- Task to carry out:
Each line in the entries below that holds the string "Match" must be copied.

# # # # # # #

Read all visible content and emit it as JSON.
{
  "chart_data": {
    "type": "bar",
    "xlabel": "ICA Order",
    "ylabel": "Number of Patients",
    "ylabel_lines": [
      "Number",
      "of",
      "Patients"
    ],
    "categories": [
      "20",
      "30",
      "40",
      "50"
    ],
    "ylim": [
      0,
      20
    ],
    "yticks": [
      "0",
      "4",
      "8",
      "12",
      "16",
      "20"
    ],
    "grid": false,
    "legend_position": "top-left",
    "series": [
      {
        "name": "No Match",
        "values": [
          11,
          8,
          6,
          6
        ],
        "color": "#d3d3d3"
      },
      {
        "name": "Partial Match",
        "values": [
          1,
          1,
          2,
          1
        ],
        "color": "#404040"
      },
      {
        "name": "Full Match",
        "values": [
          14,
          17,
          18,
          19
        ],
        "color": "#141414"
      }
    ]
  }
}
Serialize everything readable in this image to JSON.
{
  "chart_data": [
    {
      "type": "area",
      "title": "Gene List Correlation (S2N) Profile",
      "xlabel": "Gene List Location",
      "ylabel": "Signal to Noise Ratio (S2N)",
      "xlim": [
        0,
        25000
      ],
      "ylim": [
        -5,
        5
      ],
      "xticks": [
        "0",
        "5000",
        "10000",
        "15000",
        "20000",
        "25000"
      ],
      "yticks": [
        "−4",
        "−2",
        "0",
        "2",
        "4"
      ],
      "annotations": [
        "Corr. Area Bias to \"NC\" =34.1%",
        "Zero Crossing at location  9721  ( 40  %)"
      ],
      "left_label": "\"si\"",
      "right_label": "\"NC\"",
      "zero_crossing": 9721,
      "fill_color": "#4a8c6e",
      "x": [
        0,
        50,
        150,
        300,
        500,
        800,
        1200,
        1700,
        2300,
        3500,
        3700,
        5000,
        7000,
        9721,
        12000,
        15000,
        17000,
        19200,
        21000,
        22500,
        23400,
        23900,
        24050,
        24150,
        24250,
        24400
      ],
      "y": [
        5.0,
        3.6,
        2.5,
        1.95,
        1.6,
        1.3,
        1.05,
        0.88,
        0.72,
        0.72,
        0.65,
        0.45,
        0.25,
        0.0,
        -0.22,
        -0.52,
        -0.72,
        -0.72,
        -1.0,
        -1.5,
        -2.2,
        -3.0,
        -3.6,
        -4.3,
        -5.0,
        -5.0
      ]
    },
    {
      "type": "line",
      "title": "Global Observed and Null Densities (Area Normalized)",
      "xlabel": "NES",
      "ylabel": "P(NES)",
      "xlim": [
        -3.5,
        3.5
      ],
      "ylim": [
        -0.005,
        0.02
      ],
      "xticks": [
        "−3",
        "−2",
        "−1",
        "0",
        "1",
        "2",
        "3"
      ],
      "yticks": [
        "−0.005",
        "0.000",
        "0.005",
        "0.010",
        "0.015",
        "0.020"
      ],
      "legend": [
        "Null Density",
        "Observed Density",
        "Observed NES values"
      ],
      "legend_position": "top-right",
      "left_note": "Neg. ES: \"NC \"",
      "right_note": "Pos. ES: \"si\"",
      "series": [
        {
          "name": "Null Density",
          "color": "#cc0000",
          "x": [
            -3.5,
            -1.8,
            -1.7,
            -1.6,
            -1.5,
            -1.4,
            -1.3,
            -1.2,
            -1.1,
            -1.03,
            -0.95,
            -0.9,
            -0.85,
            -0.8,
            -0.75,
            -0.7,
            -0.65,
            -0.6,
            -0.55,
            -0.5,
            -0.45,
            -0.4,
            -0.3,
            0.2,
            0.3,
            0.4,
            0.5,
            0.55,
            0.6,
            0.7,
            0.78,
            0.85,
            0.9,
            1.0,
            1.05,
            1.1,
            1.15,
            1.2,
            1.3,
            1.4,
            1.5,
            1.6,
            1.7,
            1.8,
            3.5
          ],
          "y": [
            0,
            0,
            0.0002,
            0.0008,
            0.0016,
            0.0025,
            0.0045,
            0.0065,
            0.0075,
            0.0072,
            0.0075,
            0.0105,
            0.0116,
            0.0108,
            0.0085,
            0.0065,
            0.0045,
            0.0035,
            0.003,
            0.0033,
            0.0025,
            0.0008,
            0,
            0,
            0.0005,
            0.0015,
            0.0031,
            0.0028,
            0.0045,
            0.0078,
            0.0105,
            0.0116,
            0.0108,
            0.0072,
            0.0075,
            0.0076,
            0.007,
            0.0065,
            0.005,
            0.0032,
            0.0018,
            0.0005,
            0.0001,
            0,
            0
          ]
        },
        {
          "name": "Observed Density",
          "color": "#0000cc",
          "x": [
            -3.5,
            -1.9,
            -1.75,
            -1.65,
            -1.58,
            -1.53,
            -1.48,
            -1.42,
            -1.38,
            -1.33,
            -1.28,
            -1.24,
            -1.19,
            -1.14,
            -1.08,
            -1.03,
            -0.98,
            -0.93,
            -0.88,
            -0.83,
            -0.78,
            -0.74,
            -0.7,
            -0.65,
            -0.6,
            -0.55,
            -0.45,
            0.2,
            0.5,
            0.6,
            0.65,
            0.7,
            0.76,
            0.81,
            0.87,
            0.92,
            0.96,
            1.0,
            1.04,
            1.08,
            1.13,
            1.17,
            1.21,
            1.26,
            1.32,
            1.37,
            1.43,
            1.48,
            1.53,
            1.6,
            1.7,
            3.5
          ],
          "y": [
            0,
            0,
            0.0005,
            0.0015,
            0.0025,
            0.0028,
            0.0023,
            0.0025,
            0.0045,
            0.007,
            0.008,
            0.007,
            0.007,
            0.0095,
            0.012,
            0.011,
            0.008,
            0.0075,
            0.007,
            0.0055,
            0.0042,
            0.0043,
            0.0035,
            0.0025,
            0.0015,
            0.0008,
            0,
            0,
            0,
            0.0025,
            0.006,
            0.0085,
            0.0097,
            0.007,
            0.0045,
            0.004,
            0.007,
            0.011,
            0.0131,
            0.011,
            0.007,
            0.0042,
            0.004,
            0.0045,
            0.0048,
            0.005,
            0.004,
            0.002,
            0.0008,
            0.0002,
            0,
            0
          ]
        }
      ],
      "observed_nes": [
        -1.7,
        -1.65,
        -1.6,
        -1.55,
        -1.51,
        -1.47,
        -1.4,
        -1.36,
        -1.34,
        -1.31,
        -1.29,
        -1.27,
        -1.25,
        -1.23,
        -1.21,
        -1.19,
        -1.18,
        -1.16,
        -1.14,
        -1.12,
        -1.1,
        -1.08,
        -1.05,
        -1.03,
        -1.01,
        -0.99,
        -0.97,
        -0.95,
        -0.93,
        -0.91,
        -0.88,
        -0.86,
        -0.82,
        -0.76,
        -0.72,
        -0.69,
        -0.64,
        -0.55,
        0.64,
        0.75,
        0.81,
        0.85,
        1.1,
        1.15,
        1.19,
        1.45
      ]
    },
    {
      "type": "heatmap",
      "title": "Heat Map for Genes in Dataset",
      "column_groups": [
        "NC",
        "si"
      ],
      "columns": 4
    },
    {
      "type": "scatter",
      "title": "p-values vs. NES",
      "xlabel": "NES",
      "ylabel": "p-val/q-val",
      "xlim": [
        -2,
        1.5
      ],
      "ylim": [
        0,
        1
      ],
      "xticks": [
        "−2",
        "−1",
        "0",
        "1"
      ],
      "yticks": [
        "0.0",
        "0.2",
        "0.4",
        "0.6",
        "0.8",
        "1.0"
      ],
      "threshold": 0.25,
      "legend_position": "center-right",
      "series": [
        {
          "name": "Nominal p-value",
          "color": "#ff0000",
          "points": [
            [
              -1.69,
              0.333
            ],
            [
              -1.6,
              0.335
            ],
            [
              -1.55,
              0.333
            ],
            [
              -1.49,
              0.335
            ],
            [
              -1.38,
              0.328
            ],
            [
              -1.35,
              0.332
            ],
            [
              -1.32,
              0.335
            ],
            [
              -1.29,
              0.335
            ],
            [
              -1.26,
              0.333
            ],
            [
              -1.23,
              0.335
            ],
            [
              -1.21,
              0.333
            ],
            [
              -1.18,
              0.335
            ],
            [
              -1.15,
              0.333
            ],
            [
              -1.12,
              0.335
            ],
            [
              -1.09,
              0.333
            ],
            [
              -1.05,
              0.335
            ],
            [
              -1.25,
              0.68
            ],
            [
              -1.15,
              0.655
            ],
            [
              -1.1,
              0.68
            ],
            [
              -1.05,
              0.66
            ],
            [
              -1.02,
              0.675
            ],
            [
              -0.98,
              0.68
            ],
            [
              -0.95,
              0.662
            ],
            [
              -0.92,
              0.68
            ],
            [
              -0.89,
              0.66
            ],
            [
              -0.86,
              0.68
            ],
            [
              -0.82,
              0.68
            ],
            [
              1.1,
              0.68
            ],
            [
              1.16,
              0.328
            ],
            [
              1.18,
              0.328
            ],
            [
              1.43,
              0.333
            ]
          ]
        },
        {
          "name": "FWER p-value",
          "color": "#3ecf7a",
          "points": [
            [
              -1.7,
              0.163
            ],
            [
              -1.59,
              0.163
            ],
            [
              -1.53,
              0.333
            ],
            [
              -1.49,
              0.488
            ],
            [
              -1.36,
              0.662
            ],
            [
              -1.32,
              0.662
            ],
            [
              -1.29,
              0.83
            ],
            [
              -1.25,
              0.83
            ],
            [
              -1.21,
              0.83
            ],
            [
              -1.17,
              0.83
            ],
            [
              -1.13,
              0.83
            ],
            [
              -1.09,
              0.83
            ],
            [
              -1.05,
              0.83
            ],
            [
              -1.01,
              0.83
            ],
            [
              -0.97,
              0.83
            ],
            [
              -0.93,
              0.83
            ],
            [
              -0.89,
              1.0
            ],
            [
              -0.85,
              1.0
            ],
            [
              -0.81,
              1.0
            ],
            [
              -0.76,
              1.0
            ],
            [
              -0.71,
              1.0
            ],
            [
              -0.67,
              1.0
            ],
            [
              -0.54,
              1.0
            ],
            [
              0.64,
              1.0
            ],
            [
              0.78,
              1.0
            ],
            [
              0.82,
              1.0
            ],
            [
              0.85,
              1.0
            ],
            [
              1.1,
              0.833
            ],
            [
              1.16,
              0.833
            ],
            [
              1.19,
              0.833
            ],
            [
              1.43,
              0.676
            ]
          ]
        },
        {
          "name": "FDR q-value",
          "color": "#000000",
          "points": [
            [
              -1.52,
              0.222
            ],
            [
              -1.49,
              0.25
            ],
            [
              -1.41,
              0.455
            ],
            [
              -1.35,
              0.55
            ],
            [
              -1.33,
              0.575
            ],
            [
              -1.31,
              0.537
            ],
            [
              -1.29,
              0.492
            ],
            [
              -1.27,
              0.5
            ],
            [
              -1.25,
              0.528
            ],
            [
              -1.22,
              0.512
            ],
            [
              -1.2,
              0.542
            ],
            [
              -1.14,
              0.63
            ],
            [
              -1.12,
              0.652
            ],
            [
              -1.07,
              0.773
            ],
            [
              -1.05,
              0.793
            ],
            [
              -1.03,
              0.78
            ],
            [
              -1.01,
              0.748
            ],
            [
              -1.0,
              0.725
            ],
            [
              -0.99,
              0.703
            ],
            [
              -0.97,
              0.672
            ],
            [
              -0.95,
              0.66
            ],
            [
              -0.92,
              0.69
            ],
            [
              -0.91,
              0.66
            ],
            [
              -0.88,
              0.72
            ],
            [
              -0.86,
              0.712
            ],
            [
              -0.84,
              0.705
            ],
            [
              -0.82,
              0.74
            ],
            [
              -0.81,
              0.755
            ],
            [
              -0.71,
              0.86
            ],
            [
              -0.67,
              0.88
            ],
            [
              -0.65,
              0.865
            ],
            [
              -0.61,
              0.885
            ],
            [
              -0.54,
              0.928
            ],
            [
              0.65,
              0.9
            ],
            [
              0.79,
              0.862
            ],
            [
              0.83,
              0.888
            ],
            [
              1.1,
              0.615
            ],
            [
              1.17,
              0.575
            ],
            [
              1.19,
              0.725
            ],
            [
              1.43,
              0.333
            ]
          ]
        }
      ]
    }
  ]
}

# # # # # # #

- Worked solution:
        "name": "No Match",
        "name": "Partial Match",
        "name": "Full Match",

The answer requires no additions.